> WHAT TO DO
Copy every entry word for word. Skip the pictures.

> EXERCISE INPUT

--- Begin ---

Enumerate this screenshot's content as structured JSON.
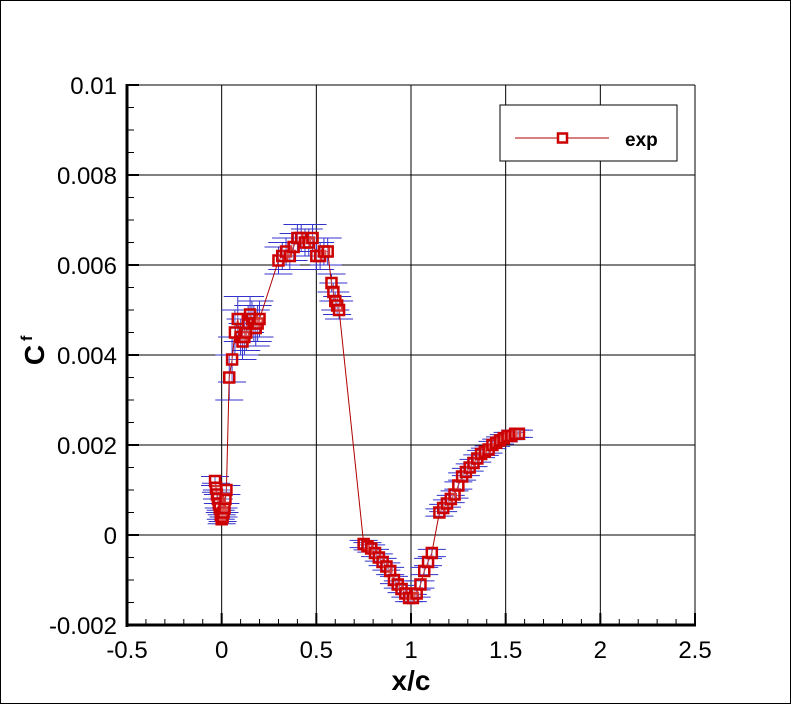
{
  "chart_data": {
    "type": "scatter",
    "title": "",
    "xlabel": "x/c",
    "ylabel": "C_f",
    "ylabel_main": "C",
    "ylabel_sub": "f",
    "xlim": [
      -0.5,
      2.5
    ],
    "ylim": [
      -0.002,
      0.01
    ],
    "grid": true,
    "legend_position": "upper right",
    "x_ticks": [
      -0.5,
      0,
      0.5,
      1,
      1.5,
      2,
      2.5
    ],
    "x_tick_labels": [
      "-0.5",
      "0",
      "0.5",
      "1",
      "1.5",
      "2",
      "2.5"
    ],
    "y_ticks": [
      -0.002,
      0,
      0.002,
      0.004,
      0.006,
      0.008,
      0.01
    ],
    "y_tick_labels": [
      "-0.002",
      "0",
      "0.002",
      "0.004",
      "0.006",
      "0.008",
      "0.01"
    ],
    "series": [
      {
        "name": "exp",
        "line_color": "#b00000",
        "marker": "square",
        "marker_color": "#cc0000",
        "errorbar_color": "#3333cc",
        "x": [
          -0.035,
          -0.03,
          -0.025,
          -0.02,
          -0.015,
          -0.01,
          -0.005,
          0.0,
          0.005,
          0.01,
          0.015,
          0.02,
          0.025,
          0.04,
          0.055,
          0.07,
          0.085,
          0.1,
          0.11,
          0.12,
          0.13,
          0.14,
          0.15,
          0.16,
          0.17,
          0.18,
          0.19,
          0.2,
          0.3,
          0.32,
          0.34,
          0.36,
          0.38,
          0.4,
          0.42,
          0.44,
          0.46,
          0.48,
          0.5,
          0.52,
          0.54,
          0.56,
          0.58,
          0.59,
          0.6,
          0.61,
          0.62,
          0.75,
          0.77,
          0.79,
          0.81,
          0.83,
          0.85,
          0.87,
          0.89,
          0.91,
          0.93,
          0.95,
          0.97,
          0.99,
          1.01,
          1.03,
          1.05,
          1.07,
          1.09,
          1.11,
          1.15,
          1.17,
          1.19,
          1.21,
          1.23,
          1.25,
          1.27,
          1.29,
          1.31,
          1.33,
          1.35,
          1.37,
          1.39,
          1.41,
          1.43,
          1.45,
          1.47,
          1.49,
          1.51,
          1.53,
          1.55,
          1.57
        ],
        "y": [
          0.0012,
          0.00105,
          0.0009,
          0.0008,
          0.0007,
          0.0006,
          0.00045,
          0.00035,
          0.0004,
          0.0005,
          0.0006,
          0.0008,
          0.001,
          0.0035,
          0.0039,
          0.0045,
          0.0048,
          0.0044,
          0.0043,
          0.0044,
          0.0045,
          0.0047,
          0.0049,
          0.0048,
          0.0047,
          0.0046,
          0.0047,
          0.0048,
          0.0061,
          0.0062,
          0.0063,
          0.0062,
          0.0064,
          0.0066,
          0.0066,
          0.0065,
          0.0065,
          0.0066,
          0.0062,
          0.0062,
          0.0063,
          0.0063,
          0.0056,
          0.0054,
          0.0052,
          0.0051,
          0.005,
          -0.0002,
          -0.00025,
          -0.0003,
          -0.0004,
          -0.0005,
          -0.0006,
          -0.0007,
          -0.0008,
          -0.001,
          -0.0011,
          -0.0012,
          -0.0013,
          -0.0014,
          -0.0014,
          -0.0013,
          -0.0011,
          -0.0008,
          -0.0006,
          -0.0004,
          0.0005,
          0.0006,
          0.0007,
          0.0008,
          0.0009,
          0.0011,
          0.0013,
          0.0014,
          0.0015,
          0.0016,
          0.0017,
          0.0018,
          0.00185,
          0.0019,
          0.002,
          0.00205,
          0.0021,
          0.00215,
          0.0022,
          0.0022,
          0.00225,
          0.00225
        ],
        "yerr": [
          0.0001,
          0.0001,
          0.0001,
          0.0001,
          0.0001,
          0.0001,
          0.0001,
          0.0001,
          0.0001,
          0.0001,
          0.0001,
          0.0001,
          0.0001,
          0.0005,
          0.0005,
          0.0005,
          0.0005,
          0.0004,
          0.0004,
          0.0004,
          0.0004,
          0.0004,
          0.0004,
          0.0004,
          0.0004,
          0.0004,
          0.0004,
          0.0004,
          0.0003,
          0.0003,
          0.0003,
          0.0003,
          0.0003,
          0.0003,
          0.0003,
          0.0003,
          0.0003,
          0.0003,
          0.0003,
          0.0003,
          0.0003,
          0.0003,
          0.0002,
          0.0002,
          0.0002,
          0.0002,
          0.0002,
          8e-05,
          8e-05,
          8e-05,
          8e-05,
          8e-05,
          8e-05,
          8e-05,
          8e-05,
          8e-05,
          8e-05,
          8e-05,
          8e-05,
          8e-05,
          8e-05,
          8e-05,
          8e-05,
          8e-05,
          8e-05,
          8e-05,
          8e-05,
          8e-05,
          8e-05,
          8e-05,
          8e-05,
          8e-05,
          8e-05,
          8e-05,
          8e-05,
          8e-05,
          8e-05,
          8e-05,
          8e-05,
          8e-05,
          8e-05,
          8e-05,
          8e-05,
          8e-05,
          8e-05,
          8e-05,
          8e-05,
          8e-05
        ]
      }
    ]
  },
  "legend": {
    "entries": [
      {
        "label": "exp",
        "line_color": "#b00000",
        "marker": "square"
      }
    ]
  },
  "axes": {
    "x_title": "x/c",
    "y_title_main": "C",
    "y_title_sub": "f"
  }
}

--- End ---

> WRITTEN ANSWER
Enumerate this screenshot's content as structured JSON.
{
  "chart_data": {
    "type": "scatter",
    "title": "",
    "xlabel": "x/c",
    "ylabel": "C_f",
    "ylabel_main": "C",
    "ylabel_sub": "f",
    "xlim": [
      -0.5,
      2.5
    ],
    "ylim": [
      -0.002,
      0.01
    ],
    "grid": true,
    "legend_position": "upper right",
    "x_ticks": [
      -0.5,
      0,
      0.5,
      1,
      1.5,
      2,
      2.5
    ],
    "x_tick_labels": [
      "-0.5",
      "0",
      "0.5",
      "1",
      "1.5",
      "2",
      "2.5"
    ],
    "y_ticks": [
      -0.002,
      0,
      0.002,
      0.004,
      0.006,
      0.008,
      0.01
    ],
    "y_tick_labels": [
      "-0.002",
      "0",
      "0.002",
      "0.004",
      "0.006",
      "0.008",
      "0.01"
    ],
    "series": [
      {
        "name": "exp",
        "line_color": "#b00000",
        "marker": "square",
        "marker_color": "#cc0000",
        "errorbar_color": "#3333cc",
        "x": [
          -0.035,
          -0.03,
          -0.025,
          -0.02,
          -0.015,
          -0.01,
          -0.005,
          0.0,
          0.005,
          0.01,
          0.015,
          0.02,
          0.025,
          0.04,
          0.055,
          0.07,
          0.085,
          0.1,
          0.11,
          0.12,
          0.13,
          0.14,
          0.15,
          0.16,
          0.17,
          0.18,
          0.19,
          0.2,
          0.3,
          0.32,
          0.34,
          0.36,
          0.38,
          0.4,
          0.42,
          0.44,
          0.46,
          0.48,
          0.5,
          0.52,
          0.54,
          0.56,
          0.58,
          0.59,
          0.6,
          0.61,
          0.62,
          0.75,
          0.77,
          0.79,
          0.81,
          0.83,
          0.85,
          0.87,
          0.89,
          0.91,
          0.93,
          0.95,
          0.97,
          0.99,
          1.01,
          1.03,
          1.05,
          1.07,
          1.09,
          1.11,
          1.15,
          1.17,
          1.19,
          1.21,
          1.23,
          1.25,
          1.27,
          1.29,
          1.31,
          1.33,
          1.35,
          1.37,
          1.39,
          1.41,
          1.43,
          1.45,
          1.47,
          1.49,
          1.51,
          1.53,
          1.55,
          1.57
        ],
        "y": [
          0.0012,
          0.00105,
          0.0009,
          0.0008,
          0.0007,
          0.0006,
          0.00045,
          0.00035,
          0.0004,
          0.0005,
          0.0006,
          0.0008,
          0.001,
          0.0035,
          0.0039,
          0.0045,
          0.0048,
          0.0044,
          0.0043,
          0.0044,
          0.0045,
          0.0047,
          0.0049,
          0.0048,
          0.0047,
          0.0046,
          0.0047,
          0.0048,
          0.0061,
          0.0062,
          0.0063,
          0.0062,
          0.0064,
          0.0066,
          0.0066,
          0.0065,
          0.0065,
          0.0066,
          0.0062,
          0.0062,
          0.0063,
          0.0063,
          0.0056,
          0.0054,
          0.0052,
          0.0051,
          0.005,
          -0.0002,
          -0.00025,
          -0.0003,
          -0.0004,
          -0.0005,
          -0.0006,
          -0.0007,
          -0.0008,
          -0.001,
          -0.0011,
          -0.0012,
          -0.0013,
          -0.0014,
          -0.0014,
          -0.0013,
          -0.0011,
          -0.0008,
          -0.0006,
          -0.0004,
          0.0005,
          0.0006,
          0.0007,
          0.0008,
          0.0009,
          0.0011,
          0.0013,
          0.0014,
          0.0015,
          0.0016,
          0.0017,
          0.0018,
          0.00185,
          0.0019,
          0.002,
          0.00205,
          0.0021,
          0.00215,
          0.0022,
          0.0022,
          0.00225,
          0.00225
        ],
        "yerr": [
          0.0001,
          0.0001,
          0.0001,
          0.0001,
          0.0001,
          0.0001,
          0.0001,
          0.0001,
          0.0001,
          0.0001,
          0.0001,
          0.0001,
          0.0001,
          0.0005,
          0.0005,
          0.0005,
          0.0005,
          0.0004,
          0.0004,
          0.0004,
          0.0004,
          0.0004,
          0.0004,
          0.0004,
          0.0004,
          0.0004,
          0.0004,
          0.0004,
          0.0003,
          0.0003,
          0.0003,
          0.0003,
          0.0003,
          0.0003,
          0.0003,
          0.0003,
          0.0003,
          0.0003,
          0.0003,
          0.0003,
          0.0003,
          0.0003,
          0.0002,
          0.0002,
          0.0002,
          0.0002,
          0.0002,
          8e-05,
          8e-05,
          8e-05,
          8e-05,
          8e-05,
          8e-05,
          8e-05,
          8e-05,
          8e-05,
          8e-05,
          8e-05,
          8e-05,
          8e-05,
          8e-05,
          8e-05,
          8e-05,
          8e-05,
          8e-05,
          8e-05,
          8e-05,
          8e-05,
          8e-05,
          8e-05,
          8e-05,
          8e-05,
          8e-05,
          8e-05,
          8e-05,
          8e-05,
          8e-05,
          8e-05,
          8e-05,
          8e-05,
          8e-05,
          8e-05,
          8e-05,
          8e-05,
          8e-05,
          8e-05,
          8e-05,
          8e-05
        ]
      }
    ]
  },
  "legend": {
    "entries": [
      {
        "label": "exp",
        "line_color": "#b00000",
        "marker": "square"
      }
    ]
  },
  "axes": {
    "x_title": "x/c",
    "y_title_main": "C",
    "y_title_sub": "f"
  }
}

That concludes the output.